[RECORDED DATA]:
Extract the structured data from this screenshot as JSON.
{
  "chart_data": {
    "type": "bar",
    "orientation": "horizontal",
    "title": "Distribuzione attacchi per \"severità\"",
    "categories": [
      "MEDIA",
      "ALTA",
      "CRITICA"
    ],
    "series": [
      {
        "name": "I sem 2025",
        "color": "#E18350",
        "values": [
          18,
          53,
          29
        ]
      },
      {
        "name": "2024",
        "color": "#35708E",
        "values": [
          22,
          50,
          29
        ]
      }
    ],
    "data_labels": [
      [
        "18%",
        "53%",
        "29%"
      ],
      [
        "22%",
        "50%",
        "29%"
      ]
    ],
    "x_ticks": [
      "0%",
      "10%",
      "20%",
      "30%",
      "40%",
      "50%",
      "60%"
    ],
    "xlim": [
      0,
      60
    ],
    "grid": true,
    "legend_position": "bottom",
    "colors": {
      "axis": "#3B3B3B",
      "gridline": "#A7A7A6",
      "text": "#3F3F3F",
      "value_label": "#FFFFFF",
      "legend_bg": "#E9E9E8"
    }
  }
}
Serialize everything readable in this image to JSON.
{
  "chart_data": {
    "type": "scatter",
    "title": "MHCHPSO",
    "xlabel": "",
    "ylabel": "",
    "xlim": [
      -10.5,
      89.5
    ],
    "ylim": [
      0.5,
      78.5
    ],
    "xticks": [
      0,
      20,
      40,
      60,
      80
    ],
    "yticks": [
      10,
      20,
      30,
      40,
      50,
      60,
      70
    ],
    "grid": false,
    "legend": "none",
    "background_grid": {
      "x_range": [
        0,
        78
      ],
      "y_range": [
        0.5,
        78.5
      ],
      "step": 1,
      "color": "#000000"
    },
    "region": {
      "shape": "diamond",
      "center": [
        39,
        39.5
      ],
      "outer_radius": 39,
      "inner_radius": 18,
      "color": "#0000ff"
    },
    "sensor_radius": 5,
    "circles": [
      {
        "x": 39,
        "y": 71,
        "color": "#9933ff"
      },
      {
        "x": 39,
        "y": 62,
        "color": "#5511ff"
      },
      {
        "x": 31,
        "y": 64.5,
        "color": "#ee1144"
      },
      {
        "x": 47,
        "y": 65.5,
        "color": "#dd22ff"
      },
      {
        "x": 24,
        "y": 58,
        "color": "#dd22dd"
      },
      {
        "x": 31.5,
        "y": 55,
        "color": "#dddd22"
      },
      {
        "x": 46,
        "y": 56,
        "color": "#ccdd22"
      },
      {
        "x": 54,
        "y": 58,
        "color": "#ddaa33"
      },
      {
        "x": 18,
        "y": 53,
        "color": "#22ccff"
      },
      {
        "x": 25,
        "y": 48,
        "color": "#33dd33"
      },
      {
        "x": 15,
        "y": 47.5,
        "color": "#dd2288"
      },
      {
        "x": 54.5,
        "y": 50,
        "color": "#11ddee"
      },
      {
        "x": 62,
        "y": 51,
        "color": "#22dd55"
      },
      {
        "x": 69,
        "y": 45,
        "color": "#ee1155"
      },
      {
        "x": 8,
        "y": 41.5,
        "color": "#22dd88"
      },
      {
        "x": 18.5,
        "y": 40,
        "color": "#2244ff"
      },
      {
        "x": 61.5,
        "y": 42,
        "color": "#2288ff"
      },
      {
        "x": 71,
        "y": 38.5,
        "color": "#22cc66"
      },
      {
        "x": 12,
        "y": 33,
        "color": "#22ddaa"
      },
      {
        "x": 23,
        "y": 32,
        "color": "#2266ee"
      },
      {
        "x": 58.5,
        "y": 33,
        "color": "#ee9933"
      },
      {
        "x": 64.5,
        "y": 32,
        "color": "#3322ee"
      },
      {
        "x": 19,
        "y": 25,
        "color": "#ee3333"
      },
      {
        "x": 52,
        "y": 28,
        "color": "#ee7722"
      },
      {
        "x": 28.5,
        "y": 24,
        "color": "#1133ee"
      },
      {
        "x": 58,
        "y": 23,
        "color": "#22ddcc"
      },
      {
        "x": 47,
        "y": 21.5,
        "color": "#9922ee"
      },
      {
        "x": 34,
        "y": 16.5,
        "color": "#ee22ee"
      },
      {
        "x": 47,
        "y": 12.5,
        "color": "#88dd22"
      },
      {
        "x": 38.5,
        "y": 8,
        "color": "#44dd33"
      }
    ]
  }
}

[THE REQUEST]: Read the data above. Pull out each line in which the string "this" appears.

[THE ANSWER]:
Extract the structured data from this screenshot as JSON.
Serialize everything readable in this image to JSON.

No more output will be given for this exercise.